Goal —
Copy, from the entries below, each line where the word "HELOC" can be found.

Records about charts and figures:
+ + + + + + +
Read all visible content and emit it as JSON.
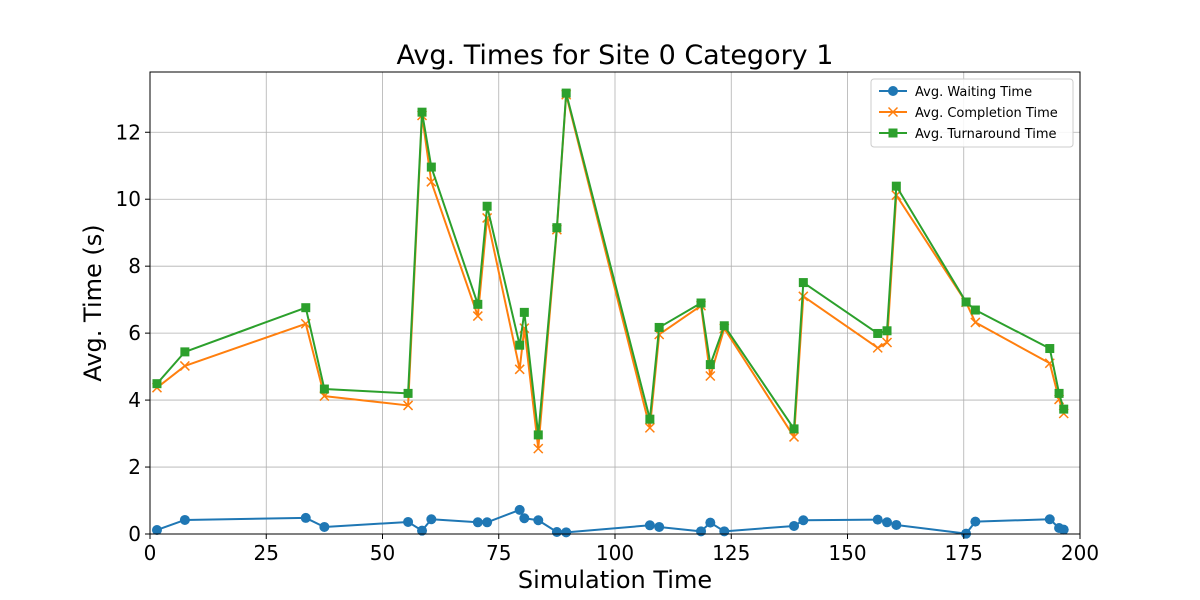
{
  "chart_data": {
    "type": "line",
    "title": "Avg. Times for Site 0 Category 1",
    "xlabel": "Simulation Time",
    "ylabel": "Avg. Time (s)",
    "xlim": [
      0,
      200
    ],
    "ylim": [
      0,
      13.8
    ],
    "xticks": [
      0,
      25,
      50,
      75,
      100,
      125,
      150,
      175,
      200
    ],
    "yticks": [
      0,
      2,
      4,
      6,
      8,
      10,
      12
    ],
    "grid": true,
    "legend_position": "top-right",
    "x": [
      1.5,
      7.5,
      33.5,
      37.5,
      55.5,
      58.5,
      60.5,
      70.5,
      72.5,
      79.5,
      80.5,
      83.5,
      87.5,
      89.5,
      107.5,
      109.5,
      118.5,
      120.5,
      123.5,
      138.5,
      140.5,
      156.5,
      158.5,
      160.5,
      175.5,
      177.5,
      193.5,
      195.5,
      196.5
    ],
    "series": [
      {
        "name": "Avg. Waiting Time",
        "color": "#1f77b4",
        "marker": "circle",
        "values": [
          0.12,
          0.42,
          0.48,
          0.21,
          0.36,
          0.1,
          0.44,
          0.35,
          0.35,
          0.72,
          0.47,
          0.41,
          0.06,
          0.05,
          0.26,
          0.21,
          0.08,
          0.34,
          0.08,
          0.24,
          0.41,
          0.43,
          0.35,
          0.27,
          0.01,
          0.37,
          0.44,
          0.18,
          0.13
        ]
      },
      {
        "name": "Avg. Completion Time",
        "color": "#ff7f0e",
        "marker": "x",
        "values": [
          4.37,
          5.02,
          6.28,
          4.12,
          3.84,
          12.5,
          10.52,
          6.51,
          9.44,
          4.92,
          6.15,
          2.55,
          9.09,
          13.12,
          3.17,
          5.96,
          6.82,
          4.72,
          6.14,
          2.9,
          7.1,
          5.56,
          5.72,
          10.12,
          6.92,
          6.32,
          5.1,
          4.02,
          3.6
        ]
      },
      {
        "name": "Avg. Turnaround Time",
        "color": "#2ca02c",
        "marker": "square",
        "values": [
          4.49,
          5.44,
          6.76,
          4.33,
          4.2,
          12.6,
          10.96,
          6.86,
          9.79,
          5.64,
          6.62,
          2.96,
          9.15,
          13.17,
          3.43,
          6.17,
          6.9,
          5.06,
          6.22,
          3.14,
          7.51,
          5.99,
          6.07,
          10.39,
          6.93,
          6.69,
          5.54,
          4.2,
          3.73
        ]
      }
    ]
  }
}
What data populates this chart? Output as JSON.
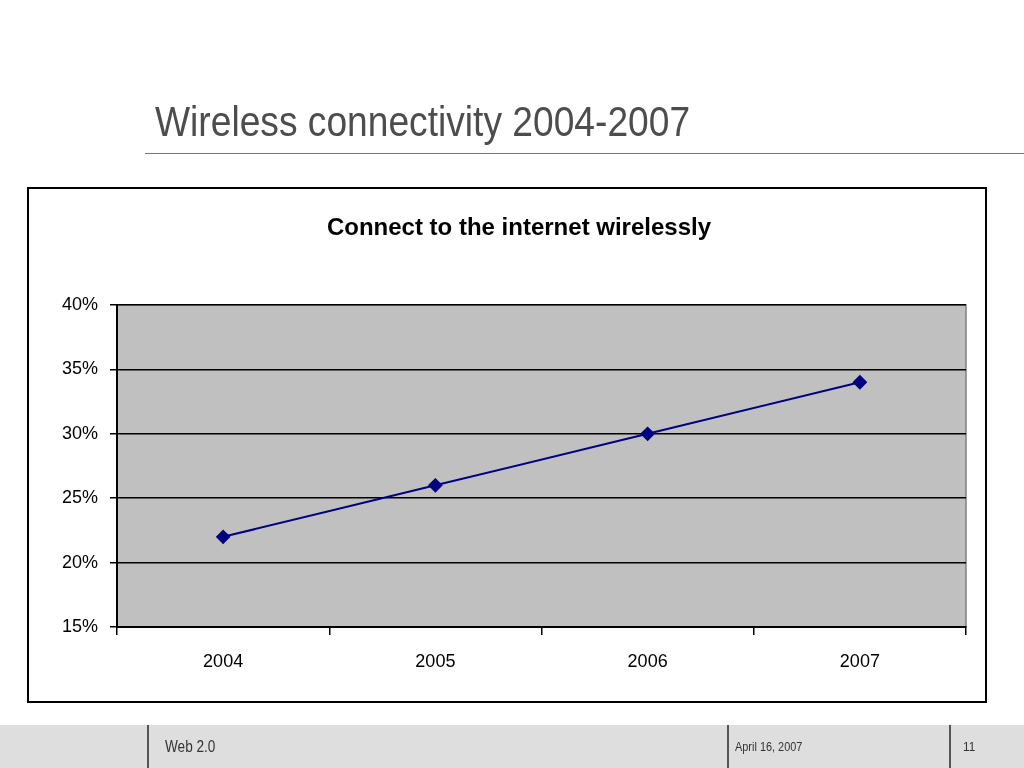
{
  "chart_data": {
    "type": "line",
    "title": "Wireless connectivity 2004-2007",
    "subtitle": "Connect to the internet wirelessly",
    "categories": [
      "2004",
      "2005",
      "2006",
      "2007"
    ],
    "values": [
      22,
      26,
      30,
      34
    ],
    "color": "#000080",
    "marker": "diamond",
    "line_style": "solid",
    "ylim": [
      15,
      40
    ],
    "yticks": [
      {
        "value": 15,
        "label": "15%"
      },
      {
        "value": 20,
        "label": "20%"
      },
      {
        "value": 25,
        "label": "25%"
      },
      {
        "value": 30,
        "label": "30%"
      },
      {
        "value": 35,
        "label": "35%"
      },
      {
        "value": 40,
        "label": "40%"
      }
    ],
    "grid": "y",
    "annotations": [
      "Web 2.0",
      "April 16, 2007",
      "11"
    ]
  }
}
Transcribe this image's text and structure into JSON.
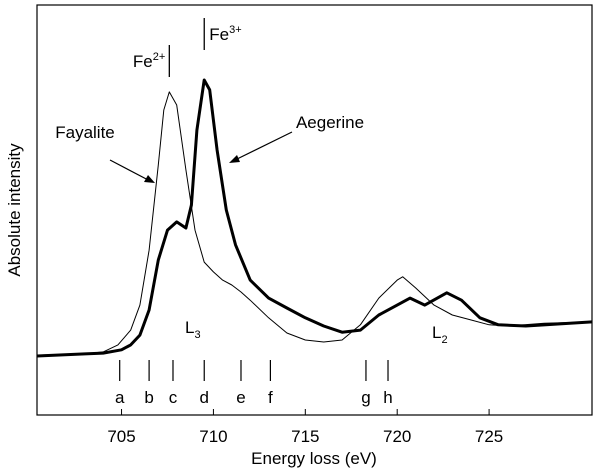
{
  "chart_data": {
    "type": "line",
    "x_label": "Energy loss (eV)",
    "y_label": "Absolute intensity",
    "xlim": [
      700.4,
      730.6
    ],
    "ylim": [
      0,
      100
    ],
    "xticks": [
      705,
      710,
      715,
      720,
      725
    ],
    "series": [
      {
        "name": "Fayalite",
        "color": "#000000",
        "linewidth": 1,
        "x": [
          700.4,
          703,
          704,
          704.8,
          705.5,
          706,
          706.5,
          707,
          707.3,
          707.6,
          708,
          708.5,
          709,
          709.5,
          710,
          710.5,
          711,
          711.5,
          712,
          713,
          714,
          715,
          716,
          717,
          718,
          719,
          720,
          720.3,
          721,
          722,
          723,
          724,
          725,
          726,
          728,
          730.6
        ],
        "values": [
          14.6,
          14.9,
          15.4,
          17.1,
          20.7,
          26.8,
          40.2,
          61.0,
          74.4,
          78.8,
          75.6,
          59.8,
          45.1,
          37.3,
          34.9,
          32.9,
          31.7,
          30.0,
          28.0,
          23.7,
          20.0,
          18.3,
          17.8,
          18.3,
          22.0,
          28.5,
          32.9,
          33.7,
          31.0,
          26.8,
          24.4,
          23.2,
          22.0,
          21.7,
          22.4,
          22.7
        ]
      },
      {
        "name": "Aegerine",
        "color": "#000000",
        "linewidth": 3,
        "x": [
          700.4,
          703,
          704,
          705,
          705.5,
          706,
          706.5,
          707,
          707.5,
          708,
          708.5,
          708.8,
          709.1,
          709.5,
          709.8,
          710.2,
          710.7,
          711.2,
          712,
          713,
          714,
          715,
          716,
          717,
          718,
          719,
          720,
          720.7,
          721.5,
          722.7,
          723.5,
          724.5,
          725.5,
          727,
          730.6
        ],
        "values": [
          14.4,
          14.9,
          15.1,
          15.9,
          17.1,
          19.5,
          25.6,
          37.8,
          45.1,
          47.1,
          45.6,
          51.2,
          69.5,
          81.7,
          79.3,
          64.6,
          50.0,
          41.5,
          32.9,
          28.5,
          26.1,
          23.7,
          21.7,
          20.2,
          20.7,
          24.4,
          26.8,
          28.5,
          26.8,
          29.8,
          28.0,
          23.7,
          22.0,
          21.7,
          22.7
        ]
      }
    ],
    "peak_labels": [
      {
        "text": "Fe",
        "superscript": "2+",
        "x": 707.6
      },
      {
        "text": "Fe",
        "superscript": "3+",
        "x": 709.5
      }
    ],
    "edge_labels": [
      {
        "text": "L",
        "subscript": "3"
      },
      {
        "text": "L",
        "subscript": "2"
      }
    ],
    "feature_markers": [
      {
        "label": "a",
        "x": 704.9
      },
      {
        "label": "b",
        "x": 706.5
      },
      {
        "label": "c",
        "x": 707.8
      },
      {
        "label": "d",
        "x": 709.5
      },
      {
        "label": "e",
        "x": 711.5
      },
      {
        "label": "f",
        "x": 713.1
      },
      {
        "label": "g",
        "x": 718.3
      },
      {
        "label": "h",
        "x": 719.5
      }
    ]
  }
}
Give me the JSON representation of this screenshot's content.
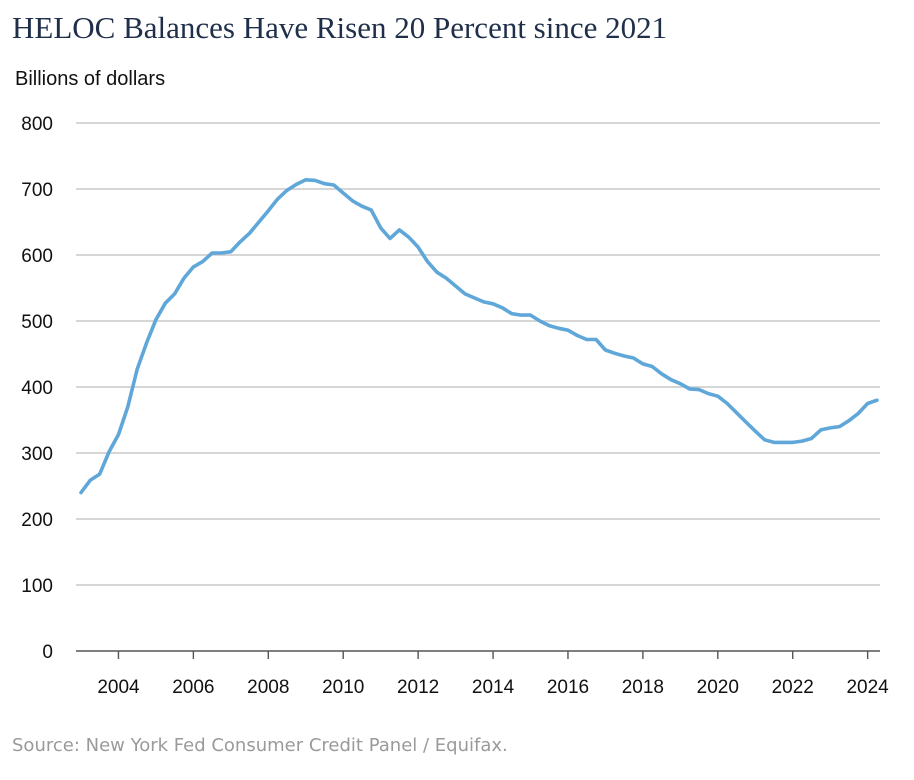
{
  "title": "HELOC Balances Have Risen 20 Percent since 2021",
  "source": "Source: New York Fed Consumer Credit Panel / Equifax.",
  "colors": {
    "line": "#5fa7d8",
    "grid": "#c8c8c8",
    "axis": "#555555",
    "title": "#1f2f4a",
    "source": "#9a9a9a"
  },
  "chart_data": {
    "type": "line",
    "title": "HELOC Balances Have Risen 20 Percent since 2021",
    "ylabel": "Billions of dollars",
    "xlabel": "",
    "xlim": [
      2003.0,
      2024.25
    ],
    "ylim": [
      0,
      800
    ],
    "yticks": [
      0,
      100,
      200,
      300,
      400,
      500,
      600,
      700,
      800
    ],
    "xticks": [
      2004,
      2006,
      2008,
      2010,
      2012,
      2014,
      2016,
      2018,
      2020,
      2022,
      2024
    ],
    "grid": true,
    "legend": "none",
    "series": [
      {
        "x": [
          2003.0,
          2003.25,
          2003.5,
          2003.75,
          2004.0,
          2004.25,
          2004.5,
          2004.75,
          2005.0,
          2005.25,
          2005.5,
          2005.75,
          2006.0,
          2006.25,
          2006.5,
          2006.75,
          2007.0,
          2007.25,
          2007.5,
          2007.75,
          2008.0,
          2008.25,
          2008.5,
          2008.75,
          2009.0,
          2009.25,
          2009.5,
          2009.75,
          2010.0,
          2010.25,
          2010.5,
          2010.75,
          2011.0,
          2011.25,
          2011.5,
          2011.75,
          2012.0,
          2012.25,
          2012.5,
          2012.75,
          2013.0,
          2013.25,
          2013.5,
          2013.75,
          2014.0,
          2014.25,
          2014.5,
          2014.75,
          2015.0,
          2015.25,
          2015.5,
          2015.75,
          2016.0,
          2016.25,
          2016.5,
          2016.75,
          2017.0,
          2017.25,
          2017.5,
          2017.75,
          2018.0,
          2018.25,
          2018.5,
          2018.75,
          2019.0,
          2019.25,
          2019.5,
          2019.75,
          2020.0,
          2020.25,
          2020.5,
          2020.75,
          2021.0,
          2021.25,
          2021.5,
          2021.75,
          2022.0,
          2022.25,
          2022.5,
          2022.75,
          2023.0,
          2023.25,
          2023.5,
          2023.75,
          2024.0,
          2024.25
        ],
        "values": [
          240,
          259,
          268,
          302,
          328,
          370,
          427,
          467,
          502,
          527,
          541,
          565,
          582,
          590,
          603,
          603,
          605,
          620,
          633,
          650,
          667,
          685,
          698,
          707,
          714,
          713,
          708,
          706,
          694,
          682,
          674,
          668,
          641,
          625,
          638,
          627,
          612,
          590,
          574,
          565,
          553,
          541,
          535,
          529,
          526,
          520,
          511,
          509,
          509,
          500,
          493,
          489,
          486,
          478,
          472,
          472,
          456,
          451,
          447,
          444,
          435,
          431,
          420,
          411,
          405,
          397,
          396,
          390,
          386,
          375,
          361,
          347,
          333,
          320,
          316,
          316,
          316,
          318,
          322,
          335,
          338,
          340,
          349,
          360,
          375,
          380
        ]
      }
    ]
  }
}
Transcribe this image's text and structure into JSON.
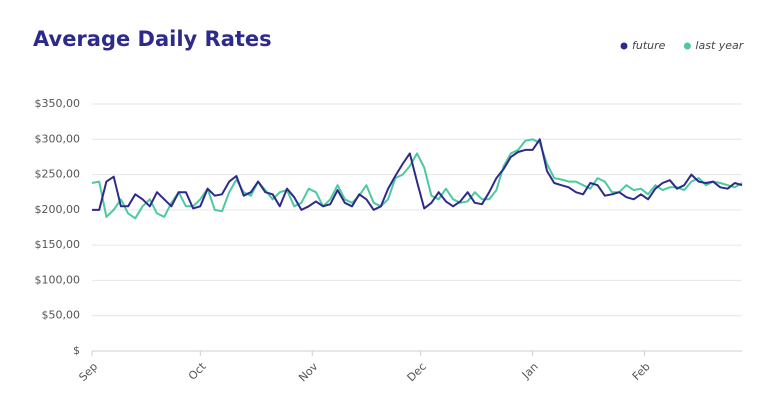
{
  "chart_data": {
    "type": "line",
    "title": "Average Daily Rates",
    "x": [
      0,
      2,
      4,
      6,
      8,
      10,
      12,
      14,
      16,
      18,
      20,
      22,
      24,
      26,
      28,
      30,
      32,
      34,
      36,
      38,
      40,
      42,
      44,
      46,
      48,
      50,
      52,
      54,
      56,
      58,
      60,
      62,
      64,
      66,
      68,
      70,
      72,
      74,
      76,
      78,
      80,
      82,
      84,
      86,
      88,
      90,
      92,
      94,
      96,
      98,
      100,
      102,
      104,
      106,
      108,
      110,
      112,
      114,
      116,
      118,
      120,
      122,
      124,
      126,
      128,
      130,
      132,
      134,
      136,
      138,
      140,
      142,
      144,
      146,
      148,
      150,
      152,
      154,
      156,
      158,
      160,
      162,
      164,
      166,
      168,
      170,
      172,
      174,
      176,
      178,
      180
    ],
    "xlim": [
      0,
      180
    ],
    "xticks": [
      {
        "value": 0,
        "label": "Sep"
      },
      {
        "value": 30,
        "label": "Oct"
      },
      {
        "value": 61,
        "label": "Nov"
      },
      {
        "value": 91,
        "label": "Dec"
      },
      {
        "value": 122,
        "label": "Jan"
      },
      {
        "value": 153,
        "label": "Feb"
      }
    ],
    "ylim": [
      0,
      350
    ],
    "yticks": [
      {
        "value": 0,
        "label": "$"
      },
      {
        "value": 50,
        "label": "$50,00"
      },
      {
        "value": 100,
        "label": "$100,00"
      },
      {
        "value": 150,
        "label": "$150,00"
      },
      {
        "value": 200,
        "label": "$200,00"
      },
      {
        "value": 250,
        "label": "$250,00"
      },
      {
        "value": 300,
        "label": "$300,00"
      },
      {
        "value": 350,
        "label": "$350,00"
      }
    ],
    "grid": true,
    "legend": "top-right",
    "series": [
      {
        "name": "future",
        "color": "#2e2a8c",
        "values": [
          200,
          200,
          240,
          247,
          205,
          205,
          222,
          215,
          205,
          225,
          215,
          205,
          225,
          225,
          202,
          205,
          230,
          220,
          222,
          240,
          248,
          220,
          225,
          240,
          225,
          222,
          205,
          230,
          218,
          200,
          205,
          212,
          205,
          208,
          228,
          210,
          205,
          222,
          215,
          200,
          205,
          230,
          248,
          265,
          280,
          240,
          202,
          210,
          225,
          212,
          205,
          212,
          225,
          210,
          208,
          225,
          245,
          258,
          275,
          282,
          285,
          285,
          300,
          255,
          238,
          235,
          232,
          225,
          222,
          238,
          235,
          220,
          222,
          225,
          218,
          215,
          222,
          215,
          230,
          238,
          242,
          230,
          235,
          250,
          240,
          238,
          240,
          232,
          230,
          238,
          235
        ]
      },
      {
        "name": "last year",
        "color": "#4cc9a0",
        "values": [
          238,
          240,
          190,
          200,
          215,
          195,
          188,
          205,
          215,
          195,
          190,
          210,
          225,
          205,
          205,
          215,
          230,
          200,
          198,
          225,
          243,
          225,
          220,
          240,
          228,
          215,
          225,
          228,
          205,
          210,
          230,
          225,
          205,
          215,
          235,
          215,
          210,
          220,
          235,
          210,
          205,
          215,
          245,
          250,
          262,
          280,
          260,
          220,
          215,
          230,
          215,
          210,
          212,
          225,
          215,
          215,
          228,
          262,
          280,
          285,
          298,
          300,
          295,
          265,
          245,
          243,
          240,
          240,
          235,
          230,
          245,
          240,
          225,
          225,
          235,
          228,
          230,
          222,
          235,
          228,
          232,
          232,
          228,
          240,
          245,
          235,
          240,
          238,
          235,
          232,
          238
        ]
      }
    ]
  }
}
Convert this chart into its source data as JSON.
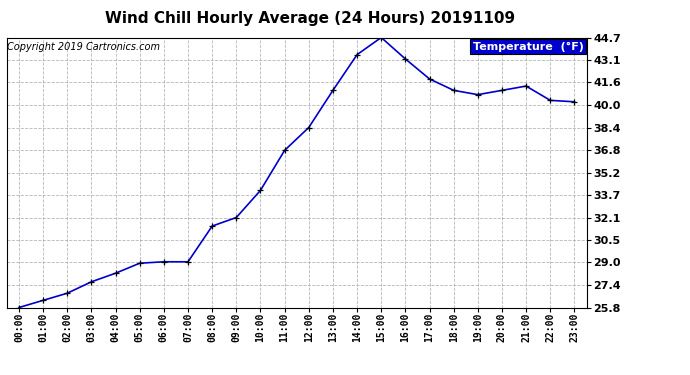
{
  "title": "Wind Chill Hourly Average (24 Hours) 20191109",
  "copyright_text": "Copyright 2019 Cartronics.com",
  "legend_label": "Temperature  (°F)",
  "hours": [
    0,
    1,
    2,
    3,
    4,
    5,
    6,
    7,
    8,
    9,
    10,
    11,
    12,
    13,
    14,
    15,
    16,
    17,
    18,
    19,
    20,
    21,
    22,
    23
  ],
  "values": [
    25.8,
    26.3,
    26.8,
    27.6,
    28.2,
    28.9,
    29.0,
    29.0,
    31.5,
    32.1,
    34.0,
    36.8,
    38.4,
    41.0,
    43.5,
    44.7,
    43.2,
    41.8,
    41.0,
    40.7,
    41.0,
    41.3,
    40.3,
    40.2
  ],
  "yticks": [
    25.8,
    27.4,
    29.0,
    30.5,
    32.1,
    33.7,
    35.2,
    36.8,
    38.4,
    40.0,
    41.6,
    43.1,
    44.7
  ],
  "line_color": "#0000cc",
  "marker": "+",
  "bg_color": "#ffffff",
  "grid_color": "#aaaaaa",
  "title_fontsize": 11,
  "copyright_fontsize": 7,
  "legend_fontsize": 8,
  "tick_fontsize": 7,
  "ytick_fontsize": 8,
  "legend_bg": "#0000cc",
  "legend_fg": "#ffffff"
}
+ + + + + + +
Full response —
  "title": "HELOC Balances Have Risen 20 Percent since 2021",
    "title": "HELOC Balances Have Risen 20 Percent since 2021",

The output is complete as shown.